AIM 1 ▸ In the passage on financial measures, how is EBIT calculated?
AIM 2 ▸ Summarize the passage on financial measures in two sentences.
AIM 3 ▸ Continue the passage on financial measures from the point where it stops.

EXCERPTED PASSAGE ▸
We use EBITDA as an approximate measure of our pre-tax operating cash flow. It measures our earnings before deducting interest and other financial charges, income tax, depreciation and amortization, net income attributable to non-controlling interests and preferred share dividends, and includes income from equity investments. EBIT measures our earnings from ongoing operations and is an effective measure of our performance and an effective tool for evaluating trends in each segment. It is calculated in the same way as EBITDA, less depreciation and amortization.

Funds generated from operations

Funds generated from operations includes net cash provided by operations before changes in operating working capital. We believe it is an effective measure of our consolidated operating cash flow because it does not include fluctuations from working capital balances, which do not necessarily reflect underlying operations in the same period.

Comparable measures

We calculate the comparable measures by adjusting certain GAAP and non-GAAP measures for specific items we believe are significant but not reflective of our underlying operations in the period. These comparable measures are calculated on a consistent basis from period to period and are adjusted for specific items in each period, as applicable.

Comparable measure Original measure
   
comparable earnings net income attributable to common shares
comparable earnings per common share net income per common share
comparable EBITDA EBITDA
comparable EBIT EBIT
comparable depreciation and amortization depreciation and amortization
comparable interest expense interest expense
comparable interest income and other interest income and other
comparable income tax expense income tax expense/(recovery)

Our decision not to include a specific item is subjective and made after careful consideration. These may include:

  • certain fair value adjustments relating to risk management activities
  • income tax refunds and adjustments
  • gains or losses on sales of assets
  • legal and bankruptcy settlements, and
  • impact of regulatory or arbitration decisions relating to prior year earnings
  • write-downs of assets and investments.

DATA LINES ▸
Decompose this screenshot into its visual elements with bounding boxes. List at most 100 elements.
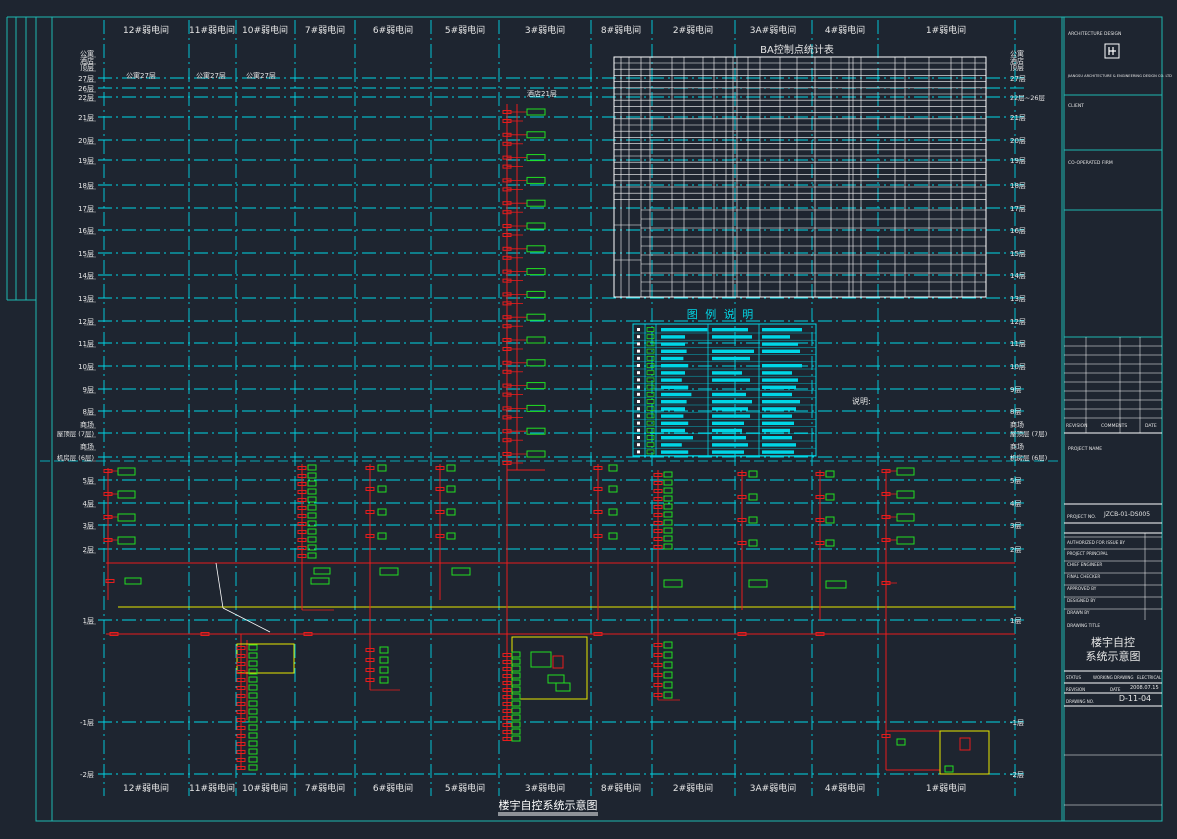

EXERCISE OUTPUT 1 ▸ It is calculated the same way as EBITDA, less depreciation and amortization.

EXERCISE OUTPUT 2 ▸ EBITDA serves as an approximate measure of pre-tax operating cash flow, EBIT measures earnings from ongoing operations, and funds generated from operations measures consolidated operating cash flow without working capital fluctuations. Comparable measures adjust certain GAAP and non-GAAP measures for specific items considered significant but not reflective of underlying operations, such as certain fair value adjustments, gains or losses on asset sales, and write-downs of assets and investments.

EXERCISE OUTPUT 3 ▸
We calculate comparable earnings by excluding the unrealized gains and losses from changes in fair value of certain derivatives used to reduce our exposure to certain financial commodity price risks. These derivatives provide effective economic hedges, but do not meet the criteria for hedge accounting. As a result, the changes in fair value are recorded in net income. As these amounts do not accurately reflect the gains and losses that will be realized at settlement, we do not consider them part of our underlying operations.

Reconciliation of non-GAAP measures
 
  three months ended
December 31
  year ended
December 31
(unaudited - millions of $, except per share amounts) 2013   2012     2013   2012  
                   
EBITDA 1,320   1,040     4,958   4,224  
Non-comparable risk management activities affecting EBITDA (29 ) 12     (44 ) 21  
NEB decision - 2012 -   -     (55 ) -  
Comparable EBITDA 1,291   1,052     4,859   4,245  
Comparable depreciation and amortization (396 ) (343 )   (1,472 ) (1,375 )
Comparable EBIT 895   709     3,387   2,870  
Other income statement items                  
Comparable interest expense (240 ) (246 )   (984 ) (976 )
Comparable interest income and other 10   20     42   86  
Comparable income tax expense (198 ) (123 )   (662 ) (477 )
Net income attributable to non-controlling interests (38 ) (28 )   (125 ) (118 )
Preferred share dividends (19 ) (14 )   (74 ) (55 )
Comparable earnings 410   318     1,584   1,330  
Specific items (net of tax):                  
  NEB decision - 2012 -   -     84   -  
  Part VI.I income tax adjustment -   -     25   -  
  Sundance A PPA arbitration decision - 2011 -   -     -   (15 )
  Risk management activities1 10   (12 )   19   (16 )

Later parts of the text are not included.